Rows from a figure dataset
————

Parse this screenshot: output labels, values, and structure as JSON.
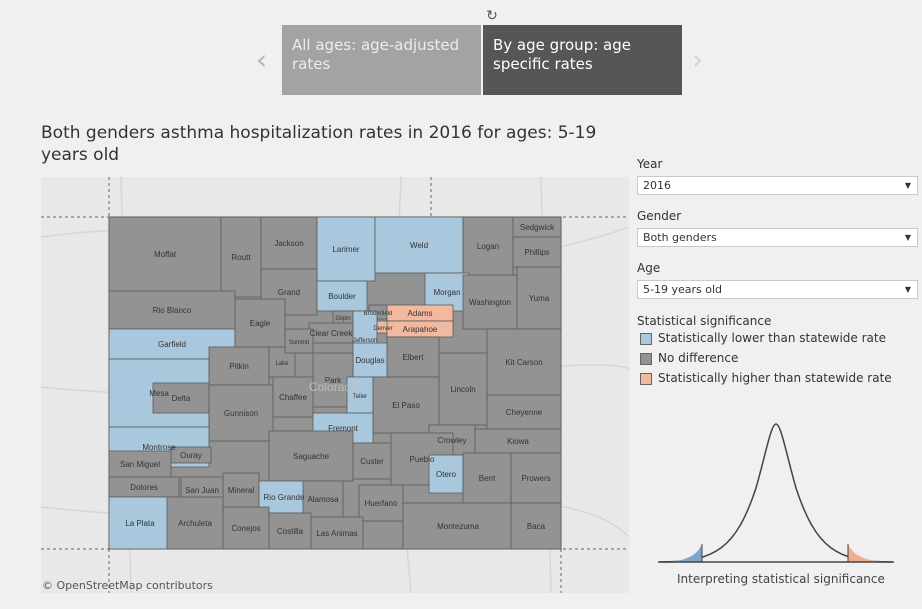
{
  "toolbar": {
    "reset_icon": "↻"
  },
  "tabs": [
    {
      "label": "All ages: age-adjusted rates"
    },
    {
      "label": "By age group: age specific rates"
    }
  ],
  "nav": {
    "prev": "‹",
    "next": "›"
  },
  "map": {
    "title": "Both genders asthma hospitalization rates in 2016 for ages: 5-19 years old",
    "credit": "© OpenStreetMap contributors",
    "state_label": "Colorado",
    "colors": {
      "lower": "#a9c8dd",
      "none": "#939393",
      "higher": "#f2b9a1"
    },
    "counties": [
      {
        "name": "Moffat",
        "sig": "none"
      },
      {
        "name": "Routt",
        "sig": "none"
      },
      {
        "name": "Jackson",
        "sig": "none"
      },
      {
        "name": "Larimer",
        "sig": "lower"
      },
      {
        "name": "Weld",
        "sig": "lower"
      },
      {
        "name": "Logan",
        "sig": "none"
      },
      {
        "name": "Sedgwick",
        "sig": "none"
      },
      {
        "name": "Phillips",
        "sig": "none"
      },
      {
        "name": "Rio Blanco",
        "sig": "none"
      },
      {
        "name": "Grand",
        "sig": "none"
      },
      {
        "name": "Boulder",
        "sig": "lower"
      },
      {
        "name": "Morgan",
        "sig": "lower"
      },
      {
        "name": "Washington",
        "sig": "none"
      },
      {
        "name": "Yuma",
        "sig": "none"
      },
      {
        "name": "Garfield",
        "sig": "lower"
      },
      {
        "name": "Eagle",
        "sig": "none"
      },
      {
        "name": "Broomfield",
        "sig": "none"
      },
      {
        "name": "Adams",
        "sig": "higher"
      },
      {
        "name": "Gilpin",
        "sig": "none"
      },
      {
        "name": "Clear Creek",
        "sig": "none"
      },
      {
        "name": "Denver",
        "sig": "higher"
      },
      {
        "name": "Arapahoe",
        "sig": "higher"
      },
      {
        "name": "Jefferson",
        "sig": "lower"
      },
      {
        "name": "Elbert",
        "sig": "none"
      },
      {
        "name": "Kit Carson",
        "sig": "none"
      },
      {
        "name": "Mesa",
        "sig": "lower"
      },
      {
        "name": "Pitkin",
        "sig": "none"
      },
      {
        "name": "Lake",
        "sig": "none"
      },
      {
        "name": "Summit",
        "sig": "none"
      },
      {
        "name": "Douglas",
        "sig": "lower"
      },
      {
        "name": "Lincoln",
        "sig": "none"
      },
      {
        "name": "Delta",
        "sig": "none"
      },
      {
        "name": "Park",
        "sig": "none"
      },
      {
        "name": "Teller",
        "sig": "lower"
      },
      {
        "name": "El Paso",
        "sig": "none"
      },
      {
        "name": "Cheyenne",
        "sig": "none"
      },
      {
        "name": "Gunnison",
        "sig": "none"
      },
      {
        "name": "Chaffee",
        "sig": "none"
      },
      {
        "name": "Montrose",
        "sig": "lower"
      },
      {
        "name": "Fremont",
        "sig": "lower"
      },
      {
        "name": "Crowley",
        "sig": "none"
      },
      {
        "name": "Kiowa",
        "sig": "none"
      },
      {
        "name": "Ouray",
        "sig": "none"
      },
      {
        "name": "San Miguel",
        "sig": "none"
      },
      {
        "name": "Saguache",
        "sig": "none"
      },
      {
        "name": "Custer",
        "sig": "none"
      },
      {
        "name": "Pueblo",
        "sig": "none"
      },
      {
        "name": "Otero",
        "sig": "lower"
      },
      {
        "name": "Bent",
        "sig": "none"
      },
      {
        "name": "Prowers",
        "sig": "none"
      },
      {
        "name": "Dolores",
        "sig": "none"
      },
      {
        "name": "San Juan",
        "sig": "none"
      },
      {
        "name": "Mineral",
        "sig": "none"
      },
      {
        "name": "Rio Grande",
        "sig": "lower"
      },
      {
        "name": "Alamosa",
        "sig": "none"
      },
      {
        "name": "Huerfano",
        "sig": "none"
      },
      {
        "name": "Montezuma",
        "sig": "none"
      },
      {
        "name": "La Plata",
        "sig": "lower"
      },
      {
        "name": "Archuleta",
        "sig": "none"
      },
      {
        "name": "Conejos",
        "sig": "none"
      },
      {
        "name": "Costilla",
        "sig": "none"
      },
      {
        "name": "Las Animas",
        "sig": "none"
      },
      {
        "name": "Baca",
        "sig": "none"
      }
    ]
  },
  "filters": {
    "year": {
      "label": "Year",
      "value": "2016"
    },
    "gender": {
      "label": "Gender",
      "value": "Both genders"
    },
    "age": {
      "label": "Age",
      "value": "5-19 years old"
    },
    "caret": "▼"
  },
  "legend": {
    "title": "Statistical significance",
    "items": [
      {
        "label": "Statistically lower than statewide rate",
        "color": "#a9c8dd"
      },
      {
        "label": "No difference",
        "color": "#939393"
      },
      {
        "label": "Statistically higher than statewide rate",
        "color": "#f2b9a1"
      }
    ]
  },
  "interpretation": {
    "label": "Interpreting statistical significance"
  }
}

————

_Requirement_
Leave out the pictures, and give all the records again exactly.

_Reply_
Parse this screenshot: output labels, values, and structure as JSON.
{
  "toolbar": {
    "reset_icon": "↻"
  },
  "tabs": [
    {
      "label": "All ages: age-adjusted rates"
    },
    {
      "label": "By age group: age specific rates"
    }
  ],
  "nav": {
    "prev": "‹",
    "next": "›"
  },
  "map": {
    "title": "Both genders asthma hospitalization rates in 2016 for ages: 5-19 years old",
    "credit": "© OpenStreetMap contributors",
    "state_label": "Colorado",
    "colors": {
      "lower": "#a9c8dd",
      "none": "#939393",
      "higher": "#f2b9a1"
    },
    "counties": [
      {
        "name": "Moffat",
        "sig": "none"
      },
      {
        "name": "Routt",
        "sig": "none"
      },
      {
        "name": "Jackson",
        "sig": "none"
      },
      {
        "name": "Larimer",
        "sig": "lower"
      },
      {
        "name": "Weld",
        "sig": "lower"
      },
      {
        "name": "Logan",
        "sig": "none"
      },
      {
        "name": "Sedgwick",
        "sig": "none"
      },
      {
        "name": "Phillips",
        "sig": "none"
      },
      {
        "name": "Rio Blanco",
        "sig": "none"
      },
      {
        "name": "Grand",
        "sig": "none"
      },
      {
        "name": "Boulder",
        "sig": "lower"
      },
      {
        "name": "Morgan",
        "sig": "lower"
      },
      {
        "name": "Washington",
        "sig": "none"
      },
      {
        "name": "Yuma",
        "sig": "none"
      },
      {
        "name": "Garfield",
        "sig": "lower"
      },
      {
        "name": "Eagle",
        "sig": "none"
      },
      {
        "name": "Broomfield",
        "sig": "none"
      },
      {
        "name": "Adams",
        "sig": "higher"
      },
      {
        "name": "Gilpin",
        "sig": "none"
      },
      {
        "name": "Clear Creek",
        "sig": "none"
      },
      {
        "name": "Denver",
        "sig": "higher"
      },
      {
        "name": "Arapahoe",
        "sig": "higher"
      },
      {
        "name": "Jefferson",
        "sig": "lower"
      },
      {
        "name": "Elbert",
        "sig": "none"
      },
      {
        "name": "Kit Carson",
        "sig": "none"
      },
      {
        "name": "Mesa",
        "sig": "lower"
      },
      {
        "name": "Pitkin",
        "sig": "none"
      },
      {
        "name": "Lake",
        "sig": "none"
      },
      {
        "name": "Summit",
        "sig": "none"
      },
      {
        "name": "Douglas",
        "sig": "lower"
      },
      {
        "name": "Lincoln",
        "sig": "none"
      },
      {
        "name": "Delta",
        "sig": "none"
      },
      {
        "name": "Park",
        "sig": "none"
      },
      {
        "name": "Teller",
        "sig": "lower"
      },
      {
        "name": "El Paso",
        "sig": "none"
      },
      {
        "name": "Cheyenne",
        "sig": "none"
      },
      {
        "name": "Gunnison",
        "sig": "none"
      },
      {
        "name": "Chaffee",
        "sig": "none"
      },
      {
        "name": "Montrose",
        "sig": "lower"
      },
      {
        "name": "Fremont",
        "sig": "lower"
      },
      {
        "name": "Crowley",
        "sig": "none"
      },
      {
        "name": "Kiowa",
        "sig": "none"
      },
      {
        "name": "Ouray",
        "sig": "none"
      },
      {
        "name": "San Miguel",
        "sig": "none"
      },
      {
        "name": "Saguache",
        "sig": "none"
      },
      {
        "name": "Custer",
        "sig": "none"
      },
      {
        "name": "Pueblo",
        "sig": "none"
      },
      {
        "name": "Otero",
        "sig": "lower"
      },
      {
        "name": "Bent",
        "sig": "none"
      },
      {
        "name": "Prowers",
        "sig": "none"
      },
      {
        "name": "Dolores",
        "sig": "none"
      },
      {
        "name": "San Juan",
        "sig": "none"
      },
      {
        "name": "Mineral",
        "sig": "none"
      },
      {
        "name": "Rio Grande",
        "sig": "lower"
      },
      {
        "name": "Alamosa",
        "sig": "none"
      },
      {
        "name": "Huerfano",
        "sig": "none"
      },
      {
        "name": "Montezuma",
        "sig": "none"
      },
      {
        "name": "La Plata",
        "sig": "lower"
      },
      {
        "name": "Archuleta",
        "sig": "none"
      },
      {
        "name": "Conejos",
        "sig": "none"
      },
      {
        "name": "Costilla",
        "sig": "none"
      },
      {
        "name": "Las Animas",
        "sig": "none"
      },
      {
        "name": "Baca",
        "sig": "none"
      }
    ]
  },
  "filters": {
    "year": {
      "label": "Year",
      "value": "2016"
    },
    "gender": {
      "label": "Gender",
      "value": "Both genders"
    },
    "age": {
      "label": "Age",
      "value": "5-19 years old"
    },
    "caret": "▼"
  },
  "legend": {
    "title": "Statistical significance",
    "items": [
      {
        "label": "Statistically lower than statewide rate",
        "color": "#a9c8dd"
      },
      {
        "label": "No difference",
        "color": "#939393"
      },
      {
        "label": "Statistically higher than statewide rate",
        "color": "#f2b9a1"
      }
    ]
  },
  "interpretation": {
    "label": "Interpreting statistical significance"
  }
}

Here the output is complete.